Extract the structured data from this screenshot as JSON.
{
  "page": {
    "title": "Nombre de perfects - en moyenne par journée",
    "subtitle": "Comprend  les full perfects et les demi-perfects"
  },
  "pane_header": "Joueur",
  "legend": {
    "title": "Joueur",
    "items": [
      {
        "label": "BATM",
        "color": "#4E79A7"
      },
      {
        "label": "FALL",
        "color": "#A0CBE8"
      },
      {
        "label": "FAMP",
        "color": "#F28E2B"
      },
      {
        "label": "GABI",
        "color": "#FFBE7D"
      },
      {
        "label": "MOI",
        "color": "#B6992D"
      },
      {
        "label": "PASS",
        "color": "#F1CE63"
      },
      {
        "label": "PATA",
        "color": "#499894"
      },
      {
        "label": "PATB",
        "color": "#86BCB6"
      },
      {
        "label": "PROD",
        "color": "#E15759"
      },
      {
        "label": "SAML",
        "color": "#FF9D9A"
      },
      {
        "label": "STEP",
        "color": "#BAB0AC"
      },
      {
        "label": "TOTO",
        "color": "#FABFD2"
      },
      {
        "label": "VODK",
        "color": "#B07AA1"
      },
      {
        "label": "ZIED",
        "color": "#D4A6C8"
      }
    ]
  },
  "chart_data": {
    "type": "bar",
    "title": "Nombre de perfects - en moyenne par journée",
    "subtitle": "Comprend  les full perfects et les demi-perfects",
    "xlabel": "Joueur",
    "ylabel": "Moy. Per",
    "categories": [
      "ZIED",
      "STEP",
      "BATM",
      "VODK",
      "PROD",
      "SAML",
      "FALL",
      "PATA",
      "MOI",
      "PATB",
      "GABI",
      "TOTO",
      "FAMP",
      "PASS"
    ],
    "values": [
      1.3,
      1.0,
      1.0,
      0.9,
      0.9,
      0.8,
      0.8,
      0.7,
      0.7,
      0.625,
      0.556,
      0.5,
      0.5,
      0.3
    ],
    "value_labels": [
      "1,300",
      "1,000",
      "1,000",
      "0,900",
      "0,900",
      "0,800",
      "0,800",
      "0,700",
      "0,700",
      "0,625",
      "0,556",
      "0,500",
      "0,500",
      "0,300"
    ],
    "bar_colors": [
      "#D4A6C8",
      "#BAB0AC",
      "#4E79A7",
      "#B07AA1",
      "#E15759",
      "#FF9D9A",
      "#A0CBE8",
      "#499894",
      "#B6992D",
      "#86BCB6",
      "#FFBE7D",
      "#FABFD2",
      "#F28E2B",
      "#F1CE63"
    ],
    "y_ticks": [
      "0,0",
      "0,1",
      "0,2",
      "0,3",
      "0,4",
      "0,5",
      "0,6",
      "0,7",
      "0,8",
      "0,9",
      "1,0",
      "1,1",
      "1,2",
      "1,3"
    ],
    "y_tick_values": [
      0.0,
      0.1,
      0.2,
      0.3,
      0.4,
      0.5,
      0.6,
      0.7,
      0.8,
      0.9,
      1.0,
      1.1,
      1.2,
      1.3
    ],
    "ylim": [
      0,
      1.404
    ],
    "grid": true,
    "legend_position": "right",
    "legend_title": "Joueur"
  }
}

= Exercise description =
All of the entries need to be reproduced exactly; please write them out.

= Result of this task =
Extract the structured data from this screenshot as JSON.
{
  "page": {
    "title": "Nombre de perfects - en moyenne par journée",
    "subtitle": "Comprend  les full perfects et les demi-perfects"
  },
  "pane_header": "Joueur",
  "legend": {
    "title": "Joueur",
    "items": [
      {
        "label": "BATM",
        "color": "#4E79A7"
      },
      {
        "label": "FALL",
        "color": "#A0CBE8"
      },
      {
        "label": "FAMP",
        "color": "#F28E2B"
      },
      {
        "label": "GABI",
        "color": "#FFBE7D"
      },
      {
        "label": "MOI",
        "color": "#B6992D"
      },
      {
        "label": "PASS",
        "color": "#F1CE63"
      },
      {
        "label": "PATA",
        "color": "#499894"
      },
      {
        "label": "PATB",
        "color": "#86BCB6"
      },
      {
        "label": "PROD",
        "color": "#E15759"
      },
      {
        "label": "SAML",
        "color": "#FF9D9A"
      },
      {
        "label": "STEP",
        "color": "#BAB0AC"
      },
      {
        "label": "TOTO",
        "color": "#FABFD2"
      },
      {
        "label": "VODK",
        "color": "#B07AA1"
      },
      {
        "label": "ZIED",
        "color": "#D4A6C8"
      }
    ]
  },
  "chart_data": {
    "type": "bar",
    "title": "Nombre de perfects - en moyenne par journée",
    "subtitle": "Comprend  les full perfects et les demi-perfects",
    "xlabel": "Joueur",
    "ylabel": "Moy. Per",
    "categories": [
      "ZIED",
      "STEP",
      "BATM",
      "VODK",
      "PROD",
      "SAML",
      "FALL",
      "PATA",
      "MOI",
      "PATB",
      "GABI",
      "TOTO",
      "FAMP",
      "PASS"
    ],
    "values": [
      1.3,
      1.0,
      1.0,
      0.9,
      0.9,
      0.8,
      0.8,
      0.7,
      0.7,
      0.625,
      0.556,
      0.5,
      0.5,
      0.3
    ],
    "value_labels": [
      "1,300",
      "1,000",
      "1,000",
      "0,900",
      "0,900",
      "0,800",
      "0,800",
      "0,700",
      "0,700",
      "0,625",
      "0,556",
      "0,500",
      "0,500",
      "0,300"
    ],
    "bar_colors": [
      "#D4A6C8",
      "#BAB0AC",
      "#4E79A7",
      "#B07AA1",
      "#E15759",
      "#FF9D9A",
      "#A0CBE8",
      "#499894",
      "#B6992D",
      "#86BCB6",
      "#FFBE7D",
      "#FABFD2",
      "#F28E2B",
      "#F1CE63"
    ],
    "y_ticks": [
      "0,0",
      "0,1",
      "0,2",
      "0,3",
      "0,4",
      "0,5",
      "0,6",
      "0,7",
      "0,8",
      "0,9",
      "1,0",
      "1,1",
      "1,2",
      "1,3"
    ],
    "y_tick_values": [
      0.0,
      0.1,
      0.2,
      0.3,
      0.4,
      0.5,
      0.6,
      0.7,
      0.8,
      0.9,
      1.0,
      1.1,
      1.2,
      1.3
    ],
    "ylim": [
      0,
      1.404
    ],
    "grid": true,
    "legend_position": "right",
    "legend_title": "Joueur"
  }
}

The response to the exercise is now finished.